===== PROVIDED ENTRIES

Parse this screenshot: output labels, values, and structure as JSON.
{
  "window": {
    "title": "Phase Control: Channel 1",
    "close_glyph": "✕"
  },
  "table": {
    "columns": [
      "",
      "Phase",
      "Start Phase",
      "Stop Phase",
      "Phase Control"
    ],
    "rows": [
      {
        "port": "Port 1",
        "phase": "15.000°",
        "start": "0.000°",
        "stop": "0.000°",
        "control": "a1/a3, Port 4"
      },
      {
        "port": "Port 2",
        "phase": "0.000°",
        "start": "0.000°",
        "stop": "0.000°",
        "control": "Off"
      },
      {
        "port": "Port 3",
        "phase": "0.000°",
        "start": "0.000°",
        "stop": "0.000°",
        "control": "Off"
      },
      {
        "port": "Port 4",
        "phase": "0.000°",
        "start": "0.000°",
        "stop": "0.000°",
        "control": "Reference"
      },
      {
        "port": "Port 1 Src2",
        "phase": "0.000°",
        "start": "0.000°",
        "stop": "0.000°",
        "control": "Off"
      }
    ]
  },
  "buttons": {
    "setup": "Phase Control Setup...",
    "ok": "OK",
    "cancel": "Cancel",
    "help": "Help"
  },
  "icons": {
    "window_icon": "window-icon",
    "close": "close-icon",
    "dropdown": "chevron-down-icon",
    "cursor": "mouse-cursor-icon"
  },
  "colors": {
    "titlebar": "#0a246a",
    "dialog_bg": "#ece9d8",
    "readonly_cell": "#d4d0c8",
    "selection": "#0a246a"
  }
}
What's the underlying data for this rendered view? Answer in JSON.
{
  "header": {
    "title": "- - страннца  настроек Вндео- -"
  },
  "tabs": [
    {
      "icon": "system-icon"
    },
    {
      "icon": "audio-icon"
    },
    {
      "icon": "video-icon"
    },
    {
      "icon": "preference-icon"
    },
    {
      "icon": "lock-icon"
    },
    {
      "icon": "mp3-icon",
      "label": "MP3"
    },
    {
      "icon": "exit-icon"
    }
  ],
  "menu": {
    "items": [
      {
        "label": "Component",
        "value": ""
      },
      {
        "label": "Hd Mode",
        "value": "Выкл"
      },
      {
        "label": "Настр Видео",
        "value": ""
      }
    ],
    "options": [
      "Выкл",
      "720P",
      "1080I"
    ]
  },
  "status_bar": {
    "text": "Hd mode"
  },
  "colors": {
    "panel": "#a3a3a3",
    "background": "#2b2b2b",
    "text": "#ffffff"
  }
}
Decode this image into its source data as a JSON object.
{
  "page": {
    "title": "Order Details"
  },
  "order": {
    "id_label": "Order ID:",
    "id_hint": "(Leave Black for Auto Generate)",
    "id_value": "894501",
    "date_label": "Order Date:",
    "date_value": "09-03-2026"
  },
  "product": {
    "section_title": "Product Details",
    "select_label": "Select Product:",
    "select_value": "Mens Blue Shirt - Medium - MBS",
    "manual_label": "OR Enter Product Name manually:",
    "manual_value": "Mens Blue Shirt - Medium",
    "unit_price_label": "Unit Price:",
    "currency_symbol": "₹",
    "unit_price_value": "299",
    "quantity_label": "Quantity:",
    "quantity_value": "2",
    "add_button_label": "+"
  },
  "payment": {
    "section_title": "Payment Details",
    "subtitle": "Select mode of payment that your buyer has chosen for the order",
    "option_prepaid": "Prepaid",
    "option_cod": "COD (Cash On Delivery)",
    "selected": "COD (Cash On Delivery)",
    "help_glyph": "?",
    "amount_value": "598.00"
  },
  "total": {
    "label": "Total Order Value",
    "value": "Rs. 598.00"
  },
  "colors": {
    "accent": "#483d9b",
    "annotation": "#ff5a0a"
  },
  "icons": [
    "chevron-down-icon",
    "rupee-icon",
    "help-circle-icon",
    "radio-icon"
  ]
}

==========
===== PROVIDED ENTRIES

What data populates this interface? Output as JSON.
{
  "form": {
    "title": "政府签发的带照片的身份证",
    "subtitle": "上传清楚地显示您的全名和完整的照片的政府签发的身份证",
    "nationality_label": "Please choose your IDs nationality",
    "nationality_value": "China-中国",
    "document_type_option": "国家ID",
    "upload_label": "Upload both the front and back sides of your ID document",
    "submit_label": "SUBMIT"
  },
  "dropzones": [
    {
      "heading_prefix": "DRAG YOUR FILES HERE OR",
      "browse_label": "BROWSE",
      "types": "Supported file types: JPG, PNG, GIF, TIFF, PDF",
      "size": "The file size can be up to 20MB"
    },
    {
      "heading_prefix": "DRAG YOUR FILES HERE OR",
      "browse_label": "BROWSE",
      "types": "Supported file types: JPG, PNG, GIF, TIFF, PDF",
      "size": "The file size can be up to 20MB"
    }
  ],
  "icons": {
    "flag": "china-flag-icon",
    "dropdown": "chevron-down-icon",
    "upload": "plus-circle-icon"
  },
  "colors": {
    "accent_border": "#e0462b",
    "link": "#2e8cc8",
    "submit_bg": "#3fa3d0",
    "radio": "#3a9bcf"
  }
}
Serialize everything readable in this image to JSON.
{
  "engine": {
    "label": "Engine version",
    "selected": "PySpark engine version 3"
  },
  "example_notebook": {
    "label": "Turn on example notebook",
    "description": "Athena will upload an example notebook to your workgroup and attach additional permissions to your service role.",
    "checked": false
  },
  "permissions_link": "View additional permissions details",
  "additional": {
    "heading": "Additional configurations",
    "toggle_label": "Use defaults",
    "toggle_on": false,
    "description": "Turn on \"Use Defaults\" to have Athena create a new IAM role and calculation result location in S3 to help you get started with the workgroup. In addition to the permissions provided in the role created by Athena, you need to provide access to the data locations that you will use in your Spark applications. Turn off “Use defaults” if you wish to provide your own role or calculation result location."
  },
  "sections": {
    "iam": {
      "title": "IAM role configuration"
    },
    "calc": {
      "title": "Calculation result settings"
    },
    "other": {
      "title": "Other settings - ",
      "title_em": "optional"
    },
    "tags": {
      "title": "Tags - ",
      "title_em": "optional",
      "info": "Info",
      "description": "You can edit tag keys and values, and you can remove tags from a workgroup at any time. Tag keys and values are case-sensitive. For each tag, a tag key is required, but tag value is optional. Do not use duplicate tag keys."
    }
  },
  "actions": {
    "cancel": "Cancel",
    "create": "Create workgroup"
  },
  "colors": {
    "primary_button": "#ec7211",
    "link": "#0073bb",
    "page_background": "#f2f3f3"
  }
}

==========

### REQUIREMENTS
Check each line of the records for the string "will" and state how many lines contain it. Give only the number.

### RIGHT ANSWER
2